Collected data entries
▬▬▬▬▬▬

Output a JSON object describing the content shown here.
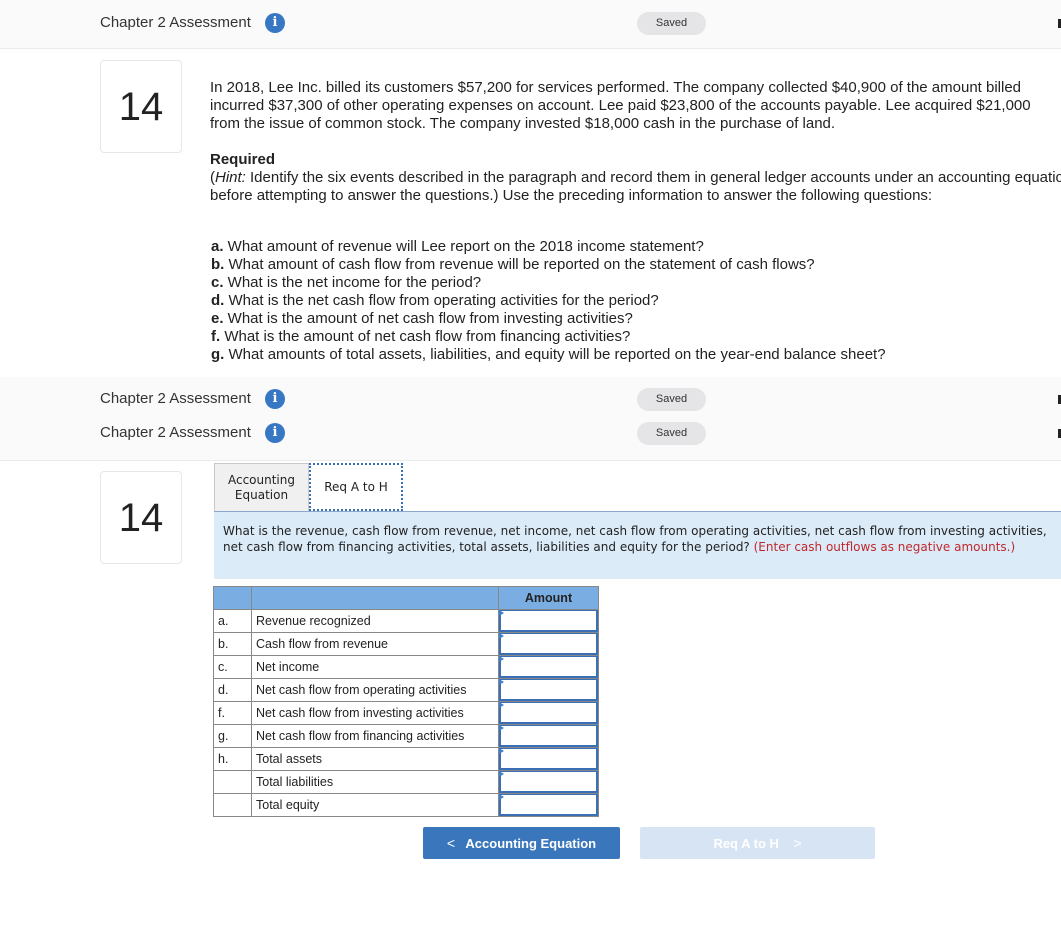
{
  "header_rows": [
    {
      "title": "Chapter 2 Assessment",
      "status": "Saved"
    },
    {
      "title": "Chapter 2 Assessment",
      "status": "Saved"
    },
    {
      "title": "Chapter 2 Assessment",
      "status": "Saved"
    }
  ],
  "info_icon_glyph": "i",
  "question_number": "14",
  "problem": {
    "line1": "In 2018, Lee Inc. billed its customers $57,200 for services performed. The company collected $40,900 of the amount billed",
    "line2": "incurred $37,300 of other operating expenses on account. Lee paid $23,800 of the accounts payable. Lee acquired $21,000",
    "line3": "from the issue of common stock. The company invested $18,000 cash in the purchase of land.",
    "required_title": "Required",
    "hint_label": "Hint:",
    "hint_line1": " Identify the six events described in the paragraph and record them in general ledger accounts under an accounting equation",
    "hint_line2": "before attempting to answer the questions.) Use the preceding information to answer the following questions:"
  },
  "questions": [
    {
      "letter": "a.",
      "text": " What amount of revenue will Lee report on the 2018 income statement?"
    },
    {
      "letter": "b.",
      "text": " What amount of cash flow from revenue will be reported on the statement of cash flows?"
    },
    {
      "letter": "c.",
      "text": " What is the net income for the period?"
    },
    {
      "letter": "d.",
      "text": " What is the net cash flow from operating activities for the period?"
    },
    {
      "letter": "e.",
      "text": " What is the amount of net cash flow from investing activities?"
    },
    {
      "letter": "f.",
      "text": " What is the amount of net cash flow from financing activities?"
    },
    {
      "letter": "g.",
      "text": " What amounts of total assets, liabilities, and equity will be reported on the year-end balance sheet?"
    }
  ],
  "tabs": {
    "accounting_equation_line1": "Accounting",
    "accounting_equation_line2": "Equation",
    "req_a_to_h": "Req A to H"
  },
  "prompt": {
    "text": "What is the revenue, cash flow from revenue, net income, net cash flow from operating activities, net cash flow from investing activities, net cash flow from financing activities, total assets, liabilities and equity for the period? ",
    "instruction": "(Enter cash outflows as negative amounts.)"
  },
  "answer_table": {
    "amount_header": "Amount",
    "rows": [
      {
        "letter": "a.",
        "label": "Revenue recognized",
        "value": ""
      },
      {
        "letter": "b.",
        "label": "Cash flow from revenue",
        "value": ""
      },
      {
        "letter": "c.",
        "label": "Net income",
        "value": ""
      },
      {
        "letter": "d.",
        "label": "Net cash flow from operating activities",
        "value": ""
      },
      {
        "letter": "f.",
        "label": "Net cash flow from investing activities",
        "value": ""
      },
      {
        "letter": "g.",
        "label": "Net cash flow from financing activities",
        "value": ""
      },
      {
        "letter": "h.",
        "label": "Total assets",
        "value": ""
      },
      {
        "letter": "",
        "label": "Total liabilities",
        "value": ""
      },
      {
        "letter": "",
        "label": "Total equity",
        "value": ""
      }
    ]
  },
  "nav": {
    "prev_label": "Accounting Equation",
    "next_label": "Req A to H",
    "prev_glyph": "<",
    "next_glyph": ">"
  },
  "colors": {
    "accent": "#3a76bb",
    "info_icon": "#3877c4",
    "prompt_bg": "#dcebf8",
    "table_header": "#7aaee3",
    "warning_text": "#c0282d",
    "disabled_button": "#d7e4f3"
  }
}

▬▬▬▬▬▬

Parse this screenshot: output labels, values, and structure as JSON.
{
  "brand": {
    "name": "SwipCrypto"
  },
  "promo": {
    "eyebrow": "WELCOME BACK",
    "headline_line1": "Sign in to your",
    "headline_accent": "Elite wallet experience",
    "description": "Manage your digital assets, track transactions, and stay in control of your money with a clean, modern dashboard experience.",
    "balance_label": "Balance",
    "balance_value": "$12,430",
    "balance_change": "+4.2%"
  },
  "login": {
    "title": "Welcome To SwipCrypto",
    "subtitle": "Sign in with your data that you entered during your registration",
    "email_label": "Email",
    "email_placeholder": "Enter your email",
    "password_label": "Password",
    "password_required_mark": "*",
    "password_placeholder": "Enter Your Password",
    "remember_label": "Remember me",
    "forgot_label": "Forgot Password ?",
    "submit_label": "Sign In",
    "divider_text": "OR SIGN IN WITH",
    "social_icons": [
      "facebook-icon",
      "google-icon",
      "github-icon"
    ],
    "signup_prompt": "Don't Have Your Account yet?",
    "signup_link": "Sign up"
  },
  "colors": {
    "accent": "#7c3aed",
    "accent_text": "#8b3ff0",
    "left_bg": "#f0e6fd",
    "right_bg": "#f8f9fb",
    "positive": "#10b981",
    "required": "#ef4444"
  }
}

▬▬▬▬▬▬

— WHAT IS EXPECTED —
Return all lines containing "questions".

— RESULT OF THE EXERCISE —
    "hint_line2": "before attempting to answer the questions.) Use the preceding information to answer the following questions:"
  "questions": [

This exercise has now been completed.